> **What to do**
Please transcribe the data below exactly. Leave the pictures out.

** START OF Records for the task **

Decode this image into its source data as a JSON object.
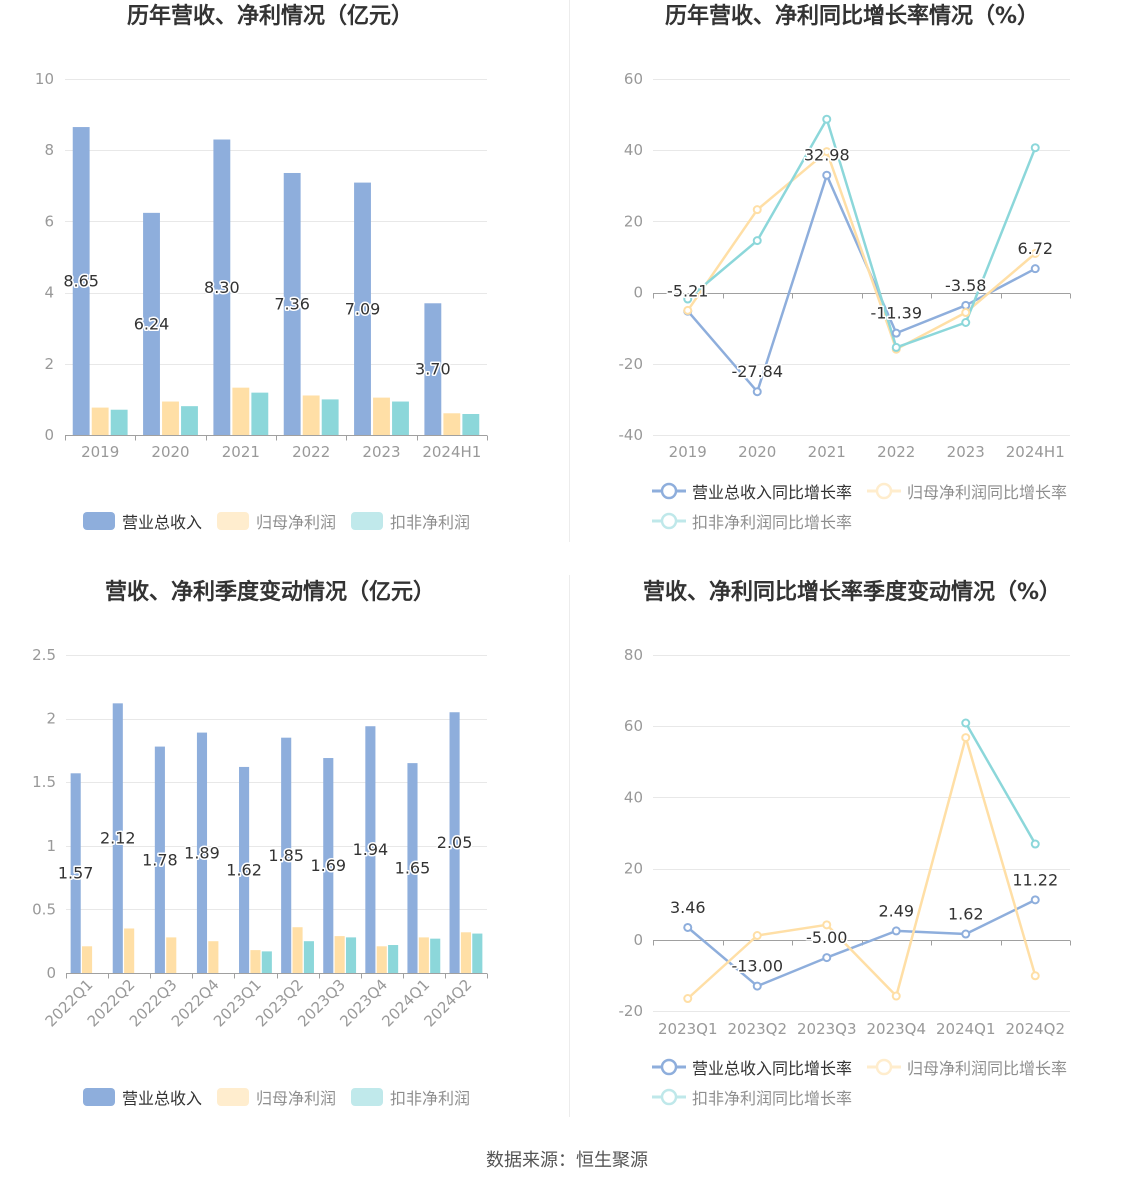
{
  "chart_data": [
    {
      "type": "bar",
      "title": "历年营收、净利情况（亿元）",
      "categories": [
        "2019",
        "2020",
        "2021",
        "2022",
        "2023",
        "2024H1"
      ],
      "ylim": [
        0,
        10
      ],
      "yticks": [
        0,
        2,
        4,
        6,
        8,
        10
      ],
      "grid": true,
      "legend": "bottom",
      "series": [
        {
          "name": "营业总收入",
          "color": "#8eaedc",
          "data_labels": true,
          "values": [
            8.65,
            6.24,
            8.3,
            7.36,
            7.09,
            3.7
          ]
        },
        {
          "name": "归母净利润",
          "color": "#ffdfa6",
          "data_labels": false,
          "values": [
            0.77,
            0.94,
            1.33,
            1.11,
            1.05,
            0.61
          ]
        },
        {
          "name": "扣非净利润",
          "color": "#8cd7da",
          "data_labels": false,
          "values": [
            0.71,
            0.81,
            1.19,
            1.0,
            0.94,
            0.59
          ]
        }
      ]
    },
    {
      "type": "line",
      "title": "历年营收、净利同比增长率情况（%）",
      "categories": [
        "2019",
        "2020",
        "2021",
        "2022",
        "2023",
        "2024H1"
      ],
      "ylim": [
        -40,
        60
      ],
      "yticks": [
        -40,
        -20,
        0,
        20,
        40,
        60
      ],
      "grid": true,
      "legend": "bottom",
      "series": [
        {
          "name": "营业总收入同比增长率",
          "color": "#8eaedc",
          "data_labels": true,
          "values": [
            -5.21,
            -27.84,
            32.98,
            -11.39,
            -3.58,
            6.72
          ]
        },
        {
          "name": "归母净利润同比增长率",
          "color": "#ffdfa6",
          "data_labels": false,
          "values": [
            -5.0,
            23.3,
            39.6,
            -15.9,
            -5.6,
            11.0
          ]
        },
        {
          "name": "扣非净利润同比增长率",
          "color": "#8cd7da",
          "data_labels": false,
          "values": [
            -1.8,
            14.6,
            48.7,
            -15.4,
            -8.4,
            40.7
          ]
        }
      ]
    },
    {
      "type": "bar",
      "title": "营收、净利季度变动情况（亿元）",
      "categories": [
        "2022Q1",
        "2022Q2",
        "2022Q3",
        "2022Q4",
        "2023Q1",
        "2023Q2",
        "2023Q3",
        "2023Q4",
        "2024Q1",
        "2024Q2"
      ],
      "ylim": [
        0,
        2.5
      ],
      "yticks": [
        0,
        0.5,
        1,
        1.5,
        2,
        2.5
      ],
      "grid": true,
      "legend": "bottom",
      "series": [
        {
          "name": "营业总收入",
          "color": "#8eaedc",
          "data_labels": true,
          "values": [
            1.57,
            2.12,
            1.78,
            1.89,
            1.62,
            1.85,
            1.69,
            1.94,
            1.65,
            2.05
          ]
        },
        {
          "name": "归母净利润",
          "color": "#ffdfa6",
          "data_labels": false,
          "values": [
            0.21,
            0.35,
            0.28,
            0.25,
            0.18,
            0.36,
            0.29,
            0.21,
            0.28,
            0.32
          ]
        },
        {
          "name": "扣非净利润",
          "color": "#8cd7da",
          "data_labels": false,
          "values": [
            null,
            null,
            null,
            null,
            0.17,
            0.25,
            0.28,
            0.22,
            0.27,
            0.31
          ]
        }
      ]
    },
    {
      "type": "line",
      "title": "营收、净利同比增长率季度变动情况（%）",
      "categories": [
        "2023Q1",
        "2023Q2",
        "2023Q3",
        "2023Q4",
        "2024Q1",
        "2024Q2"
      ],
      "ylim": [
        -20,
        80
      ],
      "yticks": [
        -20,
        0,
        20,
        40,
        60,
        80
      ],
      "grid": true,
      "legend": "bottom",
      "series": [
        {
          "name": "营业总收入同比增长率",
          "color": "#8eaedc",
          "data_labels": true,
          "values": [
            3.46,
            -13.0,
            -5.0,
            2.49,
            1.62,
            11.22
          ]
        },
        {
          "name": "归母净利润同比增长率",
          "color": "#ffdfa6",
          "data_labels": false,
          "values": [
            -16.5,
            1.2,
            4.2,
            -15.8,
            56.8,
            -10.1
          ]
        },
        {
          "name": "扣非净利润同比增长率",
          "color": "#8cd7da",
          "data_labels": false,
          "values": [
            null,
            null,
            null,
            null,
            60.9,
            26.9
          ]
        }
      ]
    }
  ],
  "footer": {
    "source": "数据来源：恒生聚源"
  }
}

** END OF Records for the task **

> **Solution to this problem**
Decode this image into its source data as a JSON object.
{
  "chart_data": [
    {
      "type": "bar",
      "title": "历年营收、净利情况（亿元）",
      "categories": [
        "2019",
        "2020",
        "2021",
        "2022",
        "2023",
        "2024H1"
      ],
      "ylim": [
        0,
        10
      ],
      "yticks": [
        0,
        2,
        4,
        6,
        8,
        10
      ],
      "grid": true,
      "legend": "bottom",
      "series": [
        {
          "name": "营业总收入",
          "color": "#8eaedc",
          "data_labels": true,
          "values": [
            8.65,
            6.24,
            8.3,
            7.36,
            7.09,
            3.7
          ]
        },
        {
          "name": "归母净利润",
          "color": "#ffdfa6",
          "data_labels": false,
          "values": [
            0.77,
            0.94,
            1.33,
            1.11,
            1.05,
            0.61
          ]
        },
        {
          "name": "扣非净利润",
          "color": "#8cd7da",
          "data_labels": false,
          "values": [
            0.71,
            0.81,
            1.19,
            1.0,
            0.94,
            0.59
          ]
        }
      ]
    },
    {
      "type": "line",
      "title": "历年营收、净利同比增长率情况（%）",
      "categories": [
        "2019",
        "2020",
        "2021",
        "2022",
        "2023",
        "2024H1"
      ],
      "ylim": [
        -40,
        60
      ],
      "yticks": [
        -40,
        -20,
        0,
        20,
        40,
        60
      ],
      "grid": true,
      "legend": "bottom",
      "series": [
        {
          "name": "营业总收入同比增长率",
          "color": "#8eaedc",
          "data_labels": true,
          "values": [
            -5.21,
            -27.84,
            32.98,
            -11.39,
            -3.58,
            6.72
          ]
        },
        {
          "name": "归母净利润同比增长率",
          "color": "#ffdfa6",
          "data_labels": false,
          "values": [
            -5.0,
            23.3,
            39.6,
            -15.9,
            -5.6,
            11.0
          ]
        },
        {
          "name": "扣非净利润同比增长率",
          "color": "#8cd7da",
          "data_labels": false,
          "values": [
            -1.8,
            14.6,
            48.7,
            -15.4,
            -8.4,
            40.7
          ]
        }
      ]
    },
    {
      "type": "bar",
      "title": "营收、净利季度变动情况（亿元）",
      "categories": [
        "2022Q1",
        "2022Q2",
        "2022Q3",
        "2022Q4",
        "2023Q1",
        "2023Q2",
        "2023Q3",
        "2023Q4",
        "2024Q1",
        "2024Q2"
      ],
      "ylim": [
        0,
        2.5
      ],
      "yticks": [
        0,
        0.5,
        1,
        1.5,
        2,
        2.5
      ],
      "grid": true,
      "legend": "bottom",
      "series": [
        {
          "name": "营业总收入",
          "color": "#8eaedc",
          "data_labels": true,
          "values": [
            1.57,
            2.12,
            1.78,
            1.89,
            1.62,
            1.85,
            1.69,
            1.94,
            1.65,
            2.05
          ]
        },
        {
          "name": "归母净利润",
          "color": "#ffdfa6",
          "data_labels": false,
          "values": [
            0.21,
            0.35,
            0.28,
            0.25,
            0.18,
            0.36,
            0.29,
            0.21,
            0.28,
            0.32
          ]
        },
        {
          "name": "扣非净利润",
          "color": "#8cd7da",
          "data_labels": false,
          "values": [
            null,
            null,
            null,
            null,
            0.17,
            0.25,
            0.28,
            0.22,
            0.27,
            0.31
          ]
        }
      ]
    },
    {
      "type": "line",
      "title": "营收、净利同比增长率季度变动情况（%）",
      "categories": [
        "2023Q1",
        "2023Q2",
        "2023Q3",
        "2023Q4",
        "2024Q1",
        "2024Q2"
      ],
      "ylim": [
        -20,
        80
      ],
      "yticks": [
        -20,
        0,
        20,
        40,
        60,
        80
      ],
      "grid": true,
      "legend": "bottom",
      "series": [
        {
          "name": "营业总收入同比增长率",
          "color": "#8eaedc",
          "data_labels": true,
          "values": [
            3.46,
            -13.0,
            -5.0,
            2.49,
            1.62,
            11.22
          ]
        },
        {
          "name": "归母净利润同比增长率",
          "color": "#ffdfa6",
          "data_labels": false,
          "values": [
            -16.5,
            1.2,
            4.2,
            -15.8,
            56.8,
            -10.1
          ]
        },
        {
          "name": "扣非净利润同比增长率",
          "color": "#8cd7da",
          "data_labels": false,
          "values": [
            null,
            null,
            null,
            null,
            60.9,
            26.9
          ]
        }
      ]
    }
  ],
  "footer": {
    "source": "数据来源：恒生聚源"
  }
}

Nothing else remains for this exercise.